-- Start Input material --

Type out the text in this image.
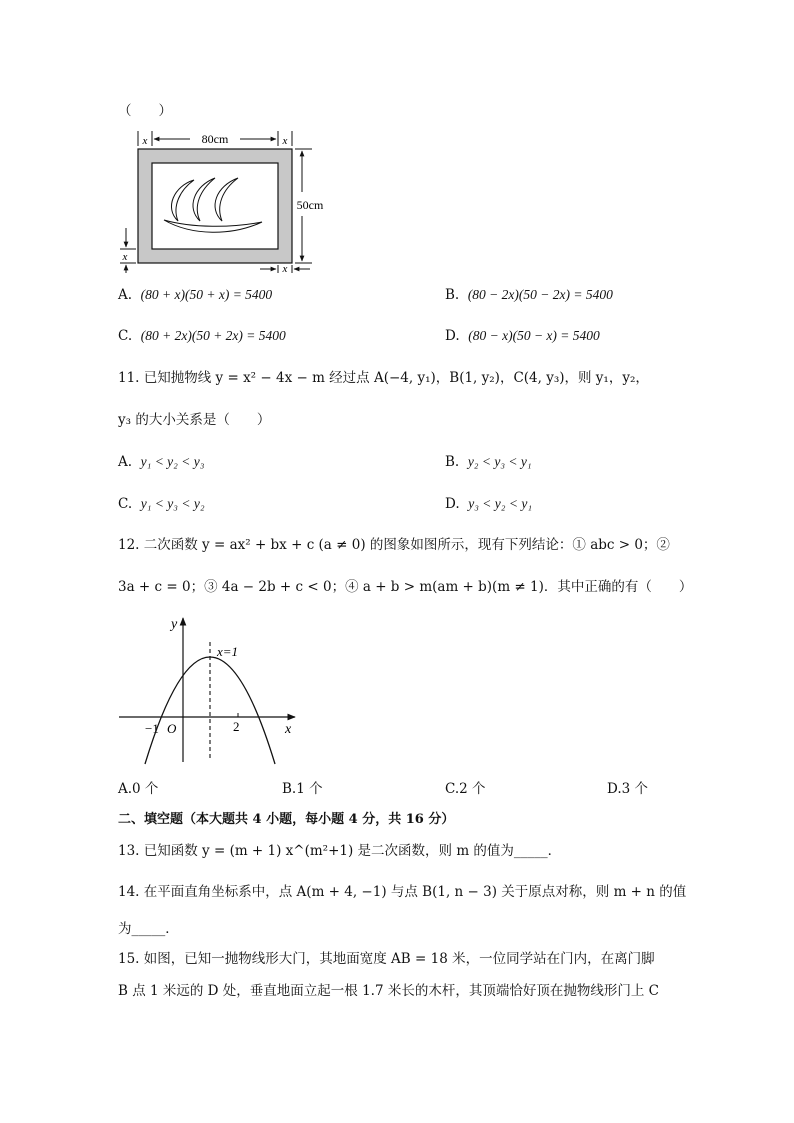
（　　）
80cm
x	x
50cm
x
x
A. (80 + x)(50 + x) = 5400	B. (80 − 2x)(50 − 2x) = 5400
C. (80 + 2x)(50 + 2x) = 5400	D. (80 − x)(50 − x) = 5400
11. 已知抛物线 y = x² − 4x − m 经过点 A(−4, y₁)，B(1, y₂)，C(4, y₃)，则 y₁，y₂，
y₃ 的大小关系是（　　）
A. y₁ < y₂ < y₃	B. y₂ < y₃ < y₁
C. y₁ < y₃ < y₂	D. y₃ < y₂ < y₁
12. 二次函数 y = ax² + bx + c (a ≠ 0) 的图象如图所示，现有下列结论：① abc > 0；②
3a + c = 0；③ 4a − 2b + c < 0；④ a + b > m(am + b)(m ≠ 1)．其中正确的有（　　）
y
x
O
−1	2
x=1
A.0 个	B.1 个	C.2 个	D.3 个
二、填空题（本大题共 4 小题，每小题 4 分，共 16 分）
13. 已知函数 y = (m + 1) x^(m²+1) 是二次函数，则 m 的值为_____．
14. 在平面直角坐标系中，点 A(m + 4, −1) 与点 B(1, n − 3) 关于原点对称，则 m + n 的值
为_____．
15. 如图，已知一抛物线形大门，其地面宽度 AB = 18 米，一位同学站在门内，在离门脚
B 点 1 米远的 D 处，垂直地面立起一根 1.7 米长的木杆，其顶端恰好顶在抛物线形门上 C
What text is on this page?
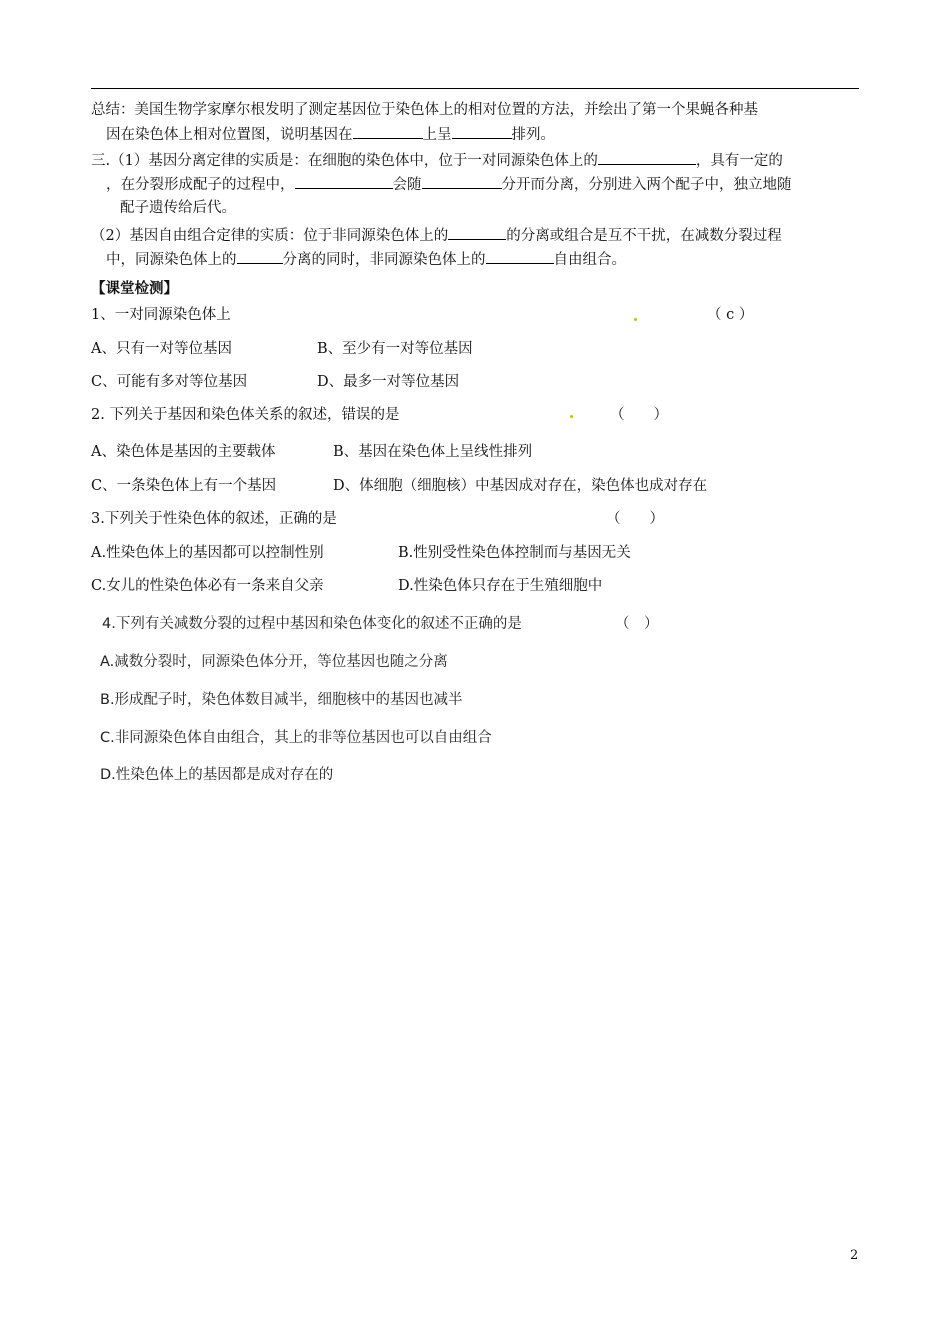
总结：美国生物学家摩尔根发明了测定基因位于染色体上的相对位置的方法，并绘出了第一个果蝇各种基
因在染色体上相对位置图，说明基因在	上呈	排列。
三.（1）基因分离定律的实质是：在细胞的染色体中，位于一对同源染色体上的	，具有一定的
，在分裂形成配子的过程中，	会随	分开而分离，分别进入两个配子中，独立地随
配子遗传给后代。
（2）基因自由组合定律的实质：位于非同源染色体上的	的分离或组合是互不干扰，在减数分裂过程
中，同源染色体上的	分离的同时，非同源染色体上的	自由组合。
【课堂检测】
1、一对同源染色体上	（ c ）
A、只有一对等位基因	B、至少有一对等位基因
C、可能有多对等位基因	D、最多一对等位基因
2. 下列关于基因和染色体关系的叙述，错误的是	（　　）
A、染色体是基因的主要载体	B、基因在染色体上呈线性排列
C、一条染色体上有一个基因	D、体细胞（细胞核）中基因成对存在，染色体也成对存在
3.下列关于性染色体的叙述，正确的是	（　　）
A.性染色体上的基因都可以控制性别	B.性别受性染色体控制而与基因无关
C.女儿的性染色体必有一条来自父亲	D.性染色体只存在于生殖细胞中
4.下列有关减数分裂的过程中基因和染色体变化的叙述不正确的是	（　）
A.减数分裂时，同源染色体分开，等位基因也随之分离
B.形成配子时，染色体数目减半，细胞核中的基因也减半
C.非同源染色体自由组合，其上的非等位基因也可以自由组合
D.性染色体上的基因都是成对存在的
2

-- End Input material --

= What is expected =
Omit the pictures, and quote the material above exactly as given.

= Answer to the exercise =
Type out the text in this image.
（　　）
80cm
x	x
50cm
x
x
A. (80 + x)(50 + x) = 5400	B. (80 − 2x)(50 − 2x) = 5400
C. (80 + 2x)(50 + 2x) = 5400	D. (80 − x)(50 − x) = 5400
11. 已知抛物线 y = x² − 4x − m 经过点 A(−4, y₁)，B(1, y₂)，C(4, y₃)，则 y₁，y₂，
y₃ 的大小关系是（　　）
A. y₁ < y₂ < y₃	B. y₂ < y₃ < y₁
C. y₁ < y₃ < y₂	D. y₃ < y₂ < y₁
12. 二次函数 y = ax² + bx + c (a ≠ 0) 的图象如图所示，现有下列结论：① abc > 0；②
3a + c = 0；③ 4a − 2b + c < 0；④ a + b > m(am + b)(m ≠ 1)．其中正确的有（　　）
y
x
O
−1	2
x=1
A.0 个	B.1 个	C.2 个	D.3 个
二、填空题（本大题共 4 小题，每小题 4 分，共 16 分）
13. 已知函数 y = (m + 1) x^(m²+1) 是二次函数，则 m 的值为_____．
14. 在平面直角坐标系中，点 A(m + 4, −1) 与点 B(1, n − 3) 关于原点对称，则 m + n 的值
为_____．
15. 如图，已知一抛物线形大门，其地面宽度 AB = 18 米，一位同学站在门内，在离门脚
B 点 1 米远的 D 处，垂直地面立起一根 1.7 米长的木杆，其顶端恰好顶在抛物线形门上 C
What text is on this page?
总结：美国生物学家摩尔根发明了测定基因位于染色体上的相对位置的方法，并绘出了第一个果蝇各种基
因在染色体上相对位置图，说明基因在	上呈	排列。
三.（1）基因分离定律的实质是：在细胞的染色体中，位于一对同源染色体上的	，具有一定的
，在分裂形成配子的过程中，	会随	分开而分离，分别进入两个配子中，独立地随
配子遗传给后代。
（2）基因自由组合定律的实质：位于非同源染色体上的	的分离或组合是互不干扰，在减数分裂过程
中，同源染色体上的	分离的同时，非同源染色体上的	自由组合。
【课堂检测】
1、一对同源染色体上	（ c ）
A、只有一对等位基因	B、至少有一对等位基因
C、可能有多对等位基因	D、最多一对等位基因
2. 下列关于基因和染色体关系的叙述，错误的是	（　　）
A、染色体是基因的主要载体	B、基因在染色体上呈线性排列
C、一条染色体上有一个基因	D、体细胞（细胞核）中基因成对存在，染色体也成对存在
3.下列关于性染色体的叙述，正确的是	（　　）
A.性染色体上的基因都可以控制性别	B.性别受性染色体控制而与基因无关
C.女儿的性染色体必有一条来自父亲	D.性染色体只存在于生殖细胞中
4.下列有关减数分裂的过程中基因和染色体变化的叙述不正确的是	（　）
A.减数分裂时，同源染色体分开，等位基因也随之分离
B.形成配子时，染色体数目减半，细胞核中的基因也减半
C.非同源染色体自由组合，其上的非等位基因也可以自由组合
D.性染色体上的基因都是成对存在的
2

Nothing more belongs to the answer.